__Task description__.
Gather all lines from the material that contain "ASCII".

Stored data
▼▼▼
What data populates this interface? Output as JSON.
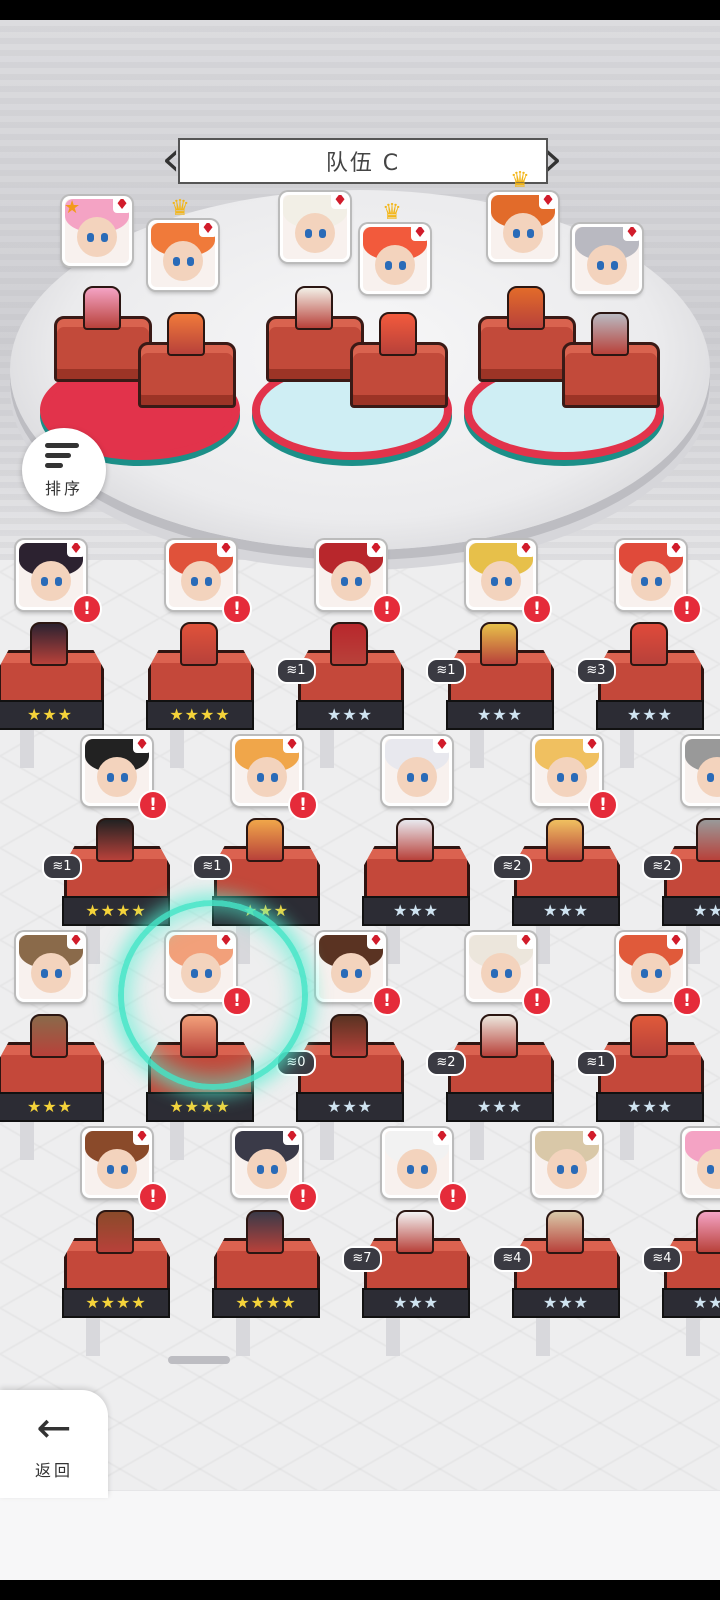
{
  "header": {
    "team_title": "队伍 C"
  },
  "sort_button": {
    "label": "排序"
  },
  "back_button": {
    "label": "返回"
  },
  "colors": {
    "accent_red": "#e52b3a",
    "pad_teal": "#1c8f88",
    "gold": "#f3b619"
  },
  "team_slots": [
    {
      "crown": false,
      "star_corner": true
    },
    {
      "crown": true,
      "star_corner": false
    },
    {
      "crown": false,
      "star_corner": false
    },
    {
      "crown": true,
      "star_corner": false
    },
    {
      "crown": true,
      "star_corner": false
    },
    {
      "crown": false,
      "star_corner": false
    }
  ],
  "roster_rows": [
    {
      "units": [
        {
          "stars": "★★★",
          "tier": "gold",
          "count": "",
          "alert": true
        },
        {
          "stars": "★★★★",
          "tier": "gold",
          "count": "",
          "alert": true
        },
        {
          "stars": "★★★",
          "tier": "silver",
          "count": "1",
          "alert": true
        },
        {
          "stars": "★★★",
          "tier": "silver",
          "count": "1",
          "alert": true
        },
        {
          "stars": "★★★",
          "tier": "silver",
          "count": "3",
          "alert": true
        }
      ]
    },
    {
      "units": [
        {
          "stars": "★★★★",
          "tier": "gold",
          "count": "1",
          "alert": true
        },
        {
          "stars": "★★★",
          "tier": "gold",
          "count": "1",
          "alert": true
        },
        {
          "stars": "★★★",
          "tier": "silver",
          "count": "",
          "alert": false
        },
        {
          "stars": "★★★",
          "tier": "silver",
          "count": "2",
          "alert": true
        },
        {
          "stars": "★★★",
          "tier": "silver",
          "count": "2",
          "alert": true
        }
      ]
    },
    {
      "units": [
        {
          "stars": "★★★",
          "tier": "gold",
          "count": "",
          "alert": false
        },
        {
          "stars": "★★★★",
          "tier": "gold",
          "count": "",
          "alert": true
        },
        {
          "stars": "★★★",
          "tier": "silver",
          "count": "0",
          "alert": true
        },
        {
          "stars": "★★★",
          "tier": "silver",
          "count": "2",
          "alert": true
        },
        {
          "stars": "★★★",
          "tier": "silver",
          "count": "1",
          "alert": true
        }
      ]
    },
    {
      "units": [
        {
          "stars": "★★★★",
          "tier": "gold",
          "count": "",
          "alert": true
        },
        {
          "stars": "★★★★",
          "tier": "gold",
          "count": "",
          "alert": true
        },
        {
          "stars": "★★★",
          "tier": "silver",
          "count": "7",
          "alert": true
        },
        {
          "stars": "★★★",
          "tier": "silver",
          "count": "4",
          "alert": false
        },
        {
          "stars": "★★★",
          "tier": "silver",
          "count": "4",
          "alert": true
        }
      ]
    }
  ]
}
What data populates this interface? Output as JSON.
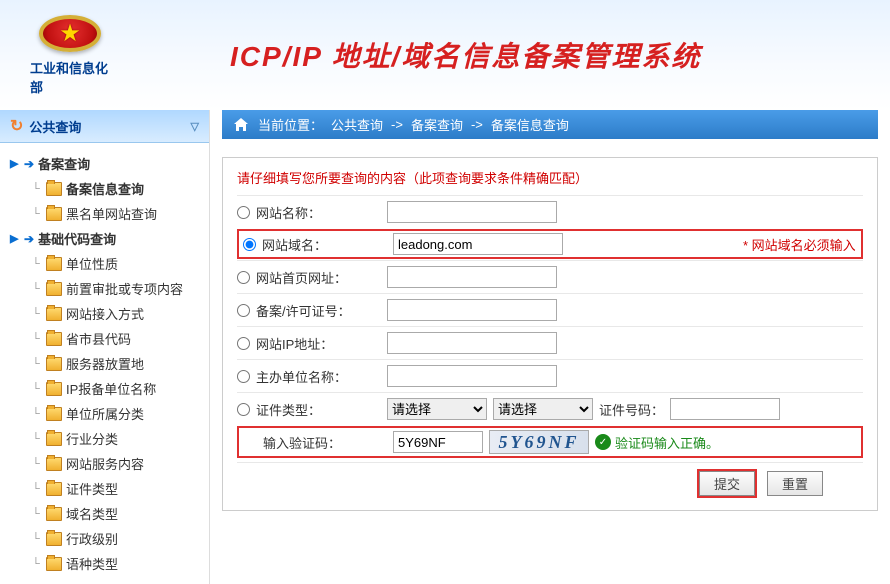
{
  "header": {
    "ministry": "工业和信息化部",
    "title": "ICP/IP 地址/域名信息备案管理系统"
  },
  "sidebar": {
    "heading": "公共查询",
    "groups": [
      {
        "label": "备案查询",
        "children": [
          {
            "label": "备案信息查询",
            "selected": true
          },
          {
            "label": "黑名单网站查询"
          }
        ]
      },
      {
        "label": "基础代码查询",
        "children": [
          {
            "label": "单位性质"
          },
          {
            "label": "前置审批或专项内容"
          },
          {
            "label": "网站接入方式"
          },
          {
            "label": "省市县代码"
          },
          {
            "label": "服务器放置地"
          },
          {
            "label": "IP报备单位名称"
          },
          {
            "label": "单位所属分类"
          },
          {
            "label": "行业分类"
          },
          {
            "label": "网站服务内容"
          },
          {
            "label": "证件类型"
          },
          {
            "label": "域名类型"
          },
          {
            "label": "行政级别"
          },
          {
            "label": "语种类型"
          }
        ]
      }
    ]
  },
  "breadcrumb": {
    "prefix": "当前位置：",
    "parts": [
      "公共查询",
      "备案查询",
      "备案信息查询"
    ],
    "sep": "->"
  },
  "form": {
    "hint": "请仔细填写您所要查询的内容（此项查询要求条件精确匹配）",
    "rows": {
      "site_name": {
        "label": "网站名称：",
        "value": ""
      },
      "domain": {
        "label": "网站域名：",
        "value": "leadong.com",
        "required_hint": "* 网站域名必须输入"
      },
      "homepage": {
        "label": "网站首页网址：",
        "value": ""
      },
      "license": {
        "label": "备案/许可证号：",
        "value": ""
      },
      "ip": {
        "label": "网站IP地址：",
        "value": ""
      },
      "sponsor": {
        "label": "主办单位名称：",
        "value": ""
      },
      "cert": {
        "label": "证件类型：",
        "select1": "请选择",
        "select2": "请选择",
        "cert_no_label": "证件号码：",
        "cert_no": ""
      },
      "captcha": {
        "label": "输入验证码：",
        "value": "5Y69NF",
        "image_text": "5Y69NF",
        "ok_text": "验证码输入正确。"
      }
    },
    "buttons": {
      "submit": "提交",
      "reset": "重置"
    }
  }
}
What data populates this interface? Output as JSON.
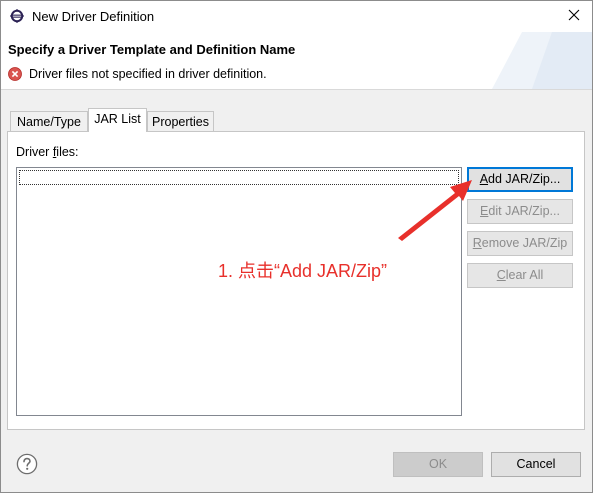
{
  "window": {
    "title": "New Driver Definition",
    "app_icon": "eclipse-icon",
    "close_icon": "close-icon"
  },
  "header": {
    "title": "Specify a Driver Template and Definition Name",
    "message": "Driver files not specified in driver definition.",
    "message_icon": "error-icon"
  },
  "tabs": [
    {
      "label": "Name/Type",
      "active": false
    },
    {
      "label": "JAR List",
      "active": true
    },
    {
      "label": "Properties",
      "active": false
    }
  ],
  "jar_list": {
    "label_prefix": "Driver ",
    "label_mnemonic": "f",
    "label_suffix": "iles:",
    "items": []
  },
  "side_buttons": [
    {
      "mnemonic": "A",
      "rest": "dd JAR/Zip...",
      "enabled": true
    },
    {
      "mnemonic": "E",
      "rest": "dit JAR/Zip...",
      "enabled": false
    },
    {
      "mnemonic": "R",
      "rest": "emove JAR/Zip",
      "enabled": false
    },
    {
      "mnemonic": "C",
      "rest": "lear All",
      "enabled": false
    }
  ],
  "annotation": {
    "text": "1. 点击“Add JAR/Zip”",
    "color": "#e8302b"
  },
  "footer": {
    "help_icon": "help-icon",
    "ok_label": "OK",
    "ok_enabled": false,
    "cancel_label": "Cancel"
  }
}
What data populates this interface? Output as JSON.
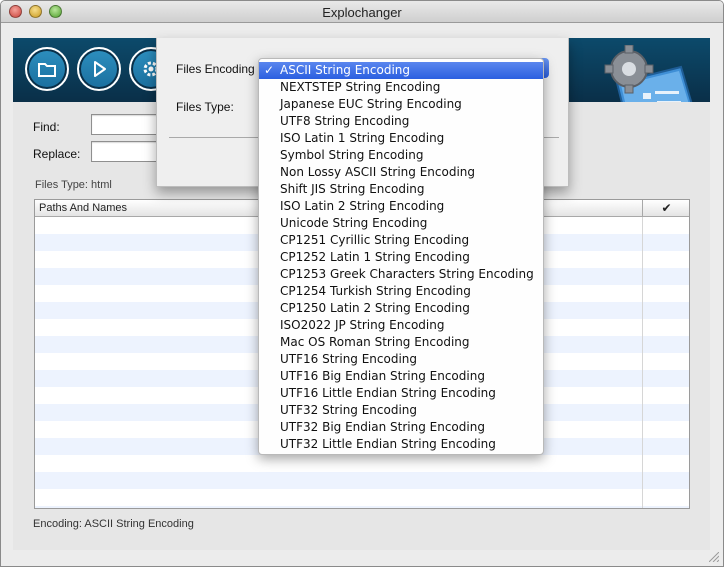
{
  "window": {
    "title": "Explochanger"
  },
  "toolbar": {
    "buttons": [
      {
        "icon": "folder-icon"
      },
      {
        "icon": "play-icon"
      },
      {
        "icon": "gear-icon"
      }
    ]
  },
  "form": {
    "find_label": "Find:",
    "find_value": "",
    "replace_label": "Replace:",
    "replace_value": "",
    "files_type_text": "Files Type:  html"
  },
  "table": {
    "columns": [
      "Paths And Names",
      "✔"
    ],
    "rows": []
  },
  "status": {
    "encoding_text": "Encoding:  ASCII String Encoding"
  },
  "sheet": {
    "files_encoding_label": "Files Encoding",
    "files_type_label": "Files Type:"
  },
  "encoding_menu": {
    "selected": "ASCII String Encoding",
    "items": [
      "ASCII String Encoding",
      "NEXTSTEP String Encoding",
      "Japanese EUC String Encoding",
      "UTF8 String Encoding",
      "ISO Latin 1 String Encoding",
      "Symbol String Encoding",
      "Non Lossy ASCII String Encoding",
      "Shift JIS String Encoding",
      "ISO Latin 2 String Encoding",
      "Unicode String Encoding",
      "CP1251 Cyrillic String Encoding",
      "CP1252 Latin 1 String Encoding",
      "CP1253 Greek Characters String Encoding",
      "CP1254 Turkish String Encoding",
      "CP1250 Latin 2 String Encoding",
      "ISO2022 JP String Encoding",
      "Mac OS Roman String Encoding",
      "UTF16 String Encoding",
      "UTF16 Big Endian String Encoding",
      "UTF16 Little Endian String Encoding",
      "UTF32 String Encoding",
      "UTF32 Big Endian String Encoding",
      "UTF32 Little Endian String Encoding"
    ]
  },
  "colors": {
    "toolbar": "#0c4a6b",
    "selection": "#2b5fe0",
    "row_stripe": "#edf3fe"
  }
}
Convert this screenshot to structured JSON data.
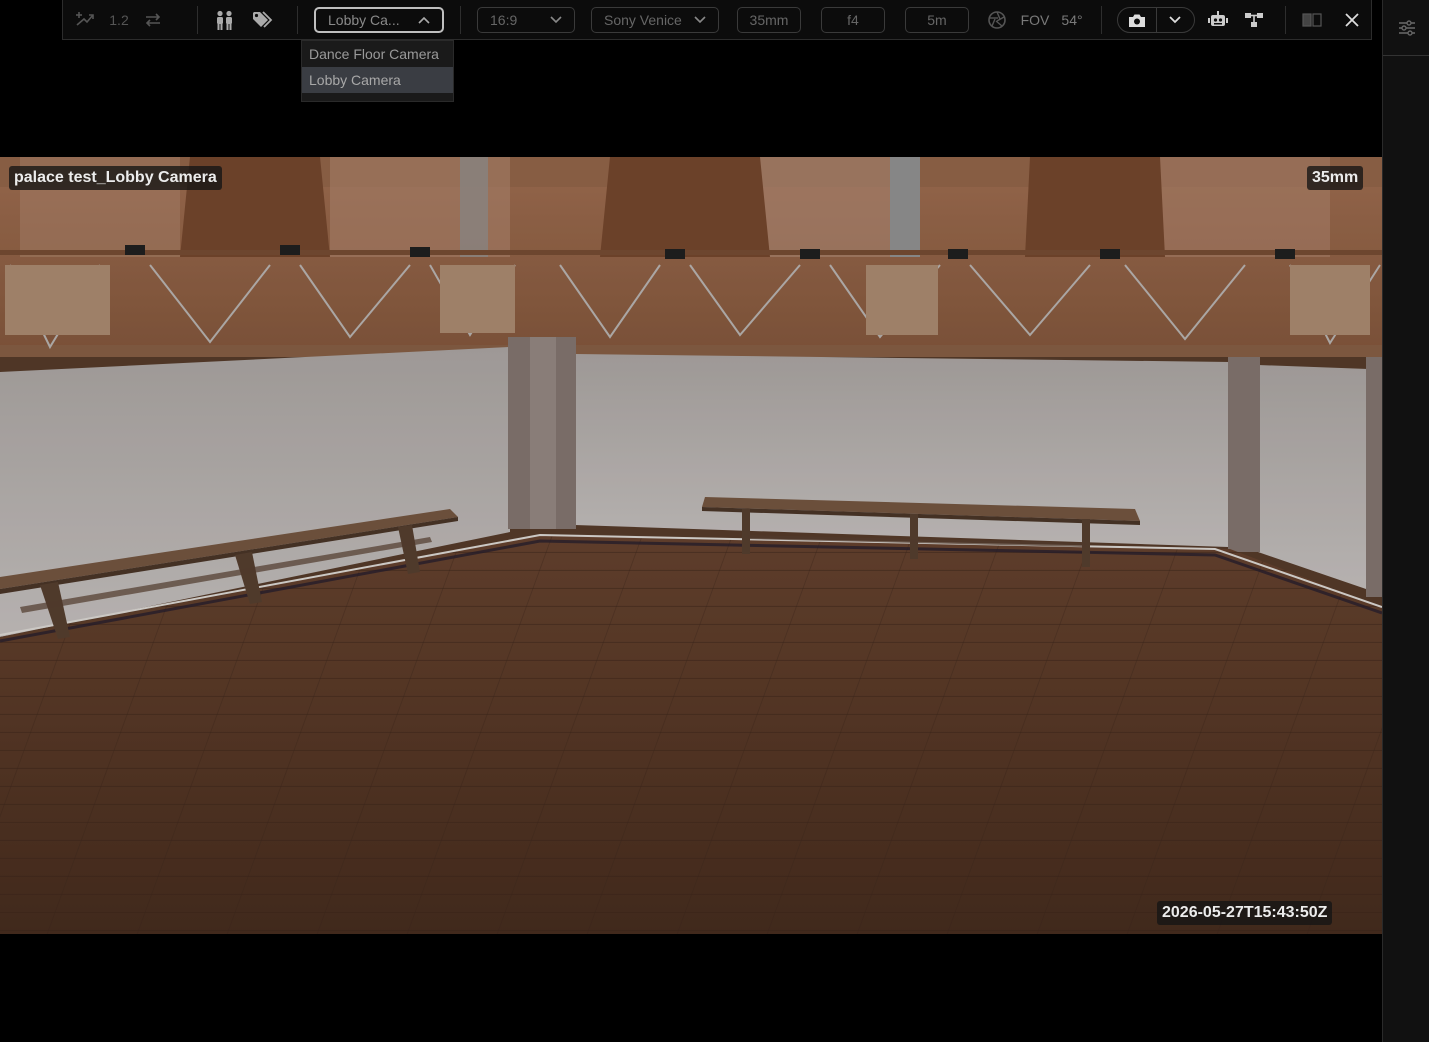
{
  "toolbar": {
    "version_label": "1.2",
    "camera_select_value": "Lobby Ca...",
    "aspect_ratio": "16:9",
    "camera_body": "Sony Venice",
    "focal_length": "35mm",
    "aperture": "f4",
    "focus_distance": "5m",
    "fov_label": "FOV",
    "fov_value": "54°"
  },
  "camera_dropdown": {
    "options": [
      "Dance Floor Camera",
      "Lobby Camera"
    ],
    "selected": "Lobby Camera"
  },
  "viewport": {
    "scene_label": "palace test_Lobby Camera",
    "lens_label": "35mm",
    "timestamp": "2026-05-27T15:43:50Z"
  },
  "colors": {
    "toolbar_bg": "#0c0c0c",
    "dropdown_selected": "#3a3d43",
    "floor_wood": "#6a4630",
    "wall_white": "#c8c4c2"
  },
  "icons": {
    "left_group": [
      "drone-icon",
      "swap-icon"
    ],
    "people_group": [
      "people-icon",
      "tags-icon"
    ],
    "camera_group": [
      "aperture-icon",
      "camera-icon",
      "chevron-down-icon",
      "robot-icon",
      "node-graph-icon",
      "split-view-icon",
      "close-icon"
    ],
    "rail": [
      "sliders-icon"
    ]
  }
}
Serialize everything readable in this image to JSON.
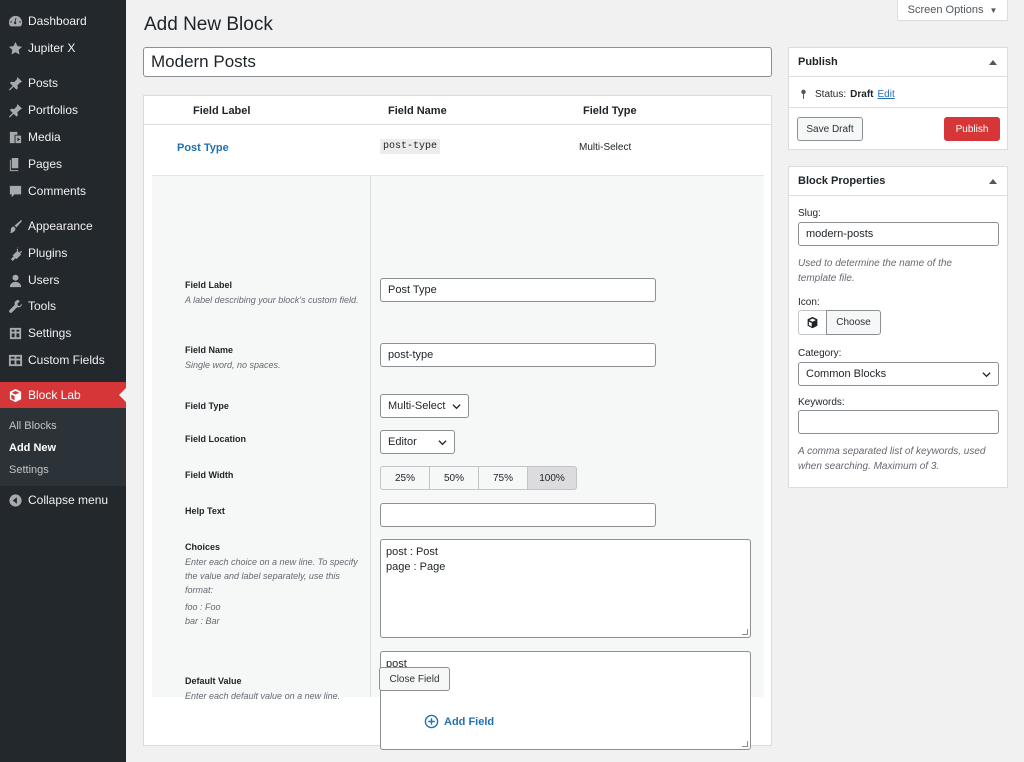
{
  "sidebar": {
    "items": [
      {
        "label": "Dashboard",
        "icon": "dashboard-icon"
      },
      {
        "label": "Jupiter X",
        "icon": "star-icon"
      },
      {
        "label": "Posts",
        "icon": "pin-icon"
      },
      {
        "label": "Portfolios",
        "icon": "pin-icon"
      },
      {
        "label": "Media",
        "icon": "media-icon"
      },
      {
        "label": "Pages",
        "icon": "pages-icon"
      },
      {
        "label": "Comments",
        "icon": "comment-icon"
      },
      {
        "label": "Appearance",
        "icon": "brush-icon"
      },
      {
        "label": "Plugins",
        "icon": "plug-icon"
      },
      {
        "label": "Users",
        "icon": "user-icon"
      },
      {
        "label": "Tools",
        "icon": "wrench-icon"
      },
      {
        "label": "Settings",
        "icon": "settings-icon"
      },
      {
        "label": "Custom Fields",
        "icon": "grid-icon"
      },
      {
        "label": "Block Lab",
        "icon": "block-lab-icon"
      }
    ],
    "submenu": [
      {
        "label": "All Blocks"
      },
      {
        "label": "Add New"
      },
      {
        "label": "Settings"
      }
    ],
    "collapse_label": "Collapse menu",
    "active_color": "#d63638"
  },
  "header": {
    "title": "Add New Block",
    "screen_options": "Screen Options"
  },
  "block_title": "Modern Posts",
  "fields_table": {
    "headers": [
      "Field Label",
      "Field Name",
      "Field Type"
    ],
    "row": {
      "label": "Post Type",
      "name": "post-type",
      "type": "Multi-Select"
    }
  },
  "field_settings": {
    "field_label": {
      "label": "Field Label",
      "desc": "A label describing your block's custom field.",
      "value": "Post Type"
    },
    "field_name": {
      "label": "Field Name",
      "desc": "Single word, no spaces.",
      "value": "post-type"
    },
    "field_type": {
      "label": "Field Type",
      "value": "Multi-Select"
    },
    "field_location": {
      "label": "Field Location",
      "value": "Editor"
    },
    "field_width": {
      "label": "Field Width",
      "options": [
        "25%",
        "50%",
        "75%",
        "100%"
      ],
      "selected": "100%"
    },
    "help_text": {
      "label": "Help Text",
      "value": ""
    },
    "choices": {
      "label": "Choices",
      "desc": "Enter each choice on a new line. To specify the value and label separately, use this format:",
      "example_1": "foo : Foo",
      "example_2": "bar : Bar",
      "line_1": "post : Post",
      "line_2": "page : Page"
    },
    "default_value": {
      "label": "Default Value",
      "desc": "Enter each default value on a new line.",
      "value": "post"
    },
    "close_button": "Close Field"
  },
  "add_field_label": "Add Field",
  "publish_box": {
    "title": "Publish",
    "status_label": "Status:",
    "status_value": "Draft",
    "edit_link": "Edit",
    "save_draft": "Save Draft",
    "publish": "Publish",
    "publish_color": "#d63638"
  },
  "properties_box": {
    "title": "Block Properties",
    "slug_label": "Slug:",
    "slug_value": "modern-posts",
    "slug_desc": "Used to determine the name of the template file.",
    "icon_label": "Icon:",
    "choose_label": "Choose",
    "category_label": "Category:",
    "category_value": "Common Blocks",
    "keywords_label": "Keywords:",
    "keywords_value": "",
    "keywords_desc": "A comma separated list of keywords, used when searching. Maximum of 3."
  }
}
▲▲▲
__Solution__.
    "encoding_text": "Encoding:  ASCII String Encoding"
    "selected": "ASCII String Encoding",
      "ASCII String Encoding",
      "Non Lossy ASCII String Encoding",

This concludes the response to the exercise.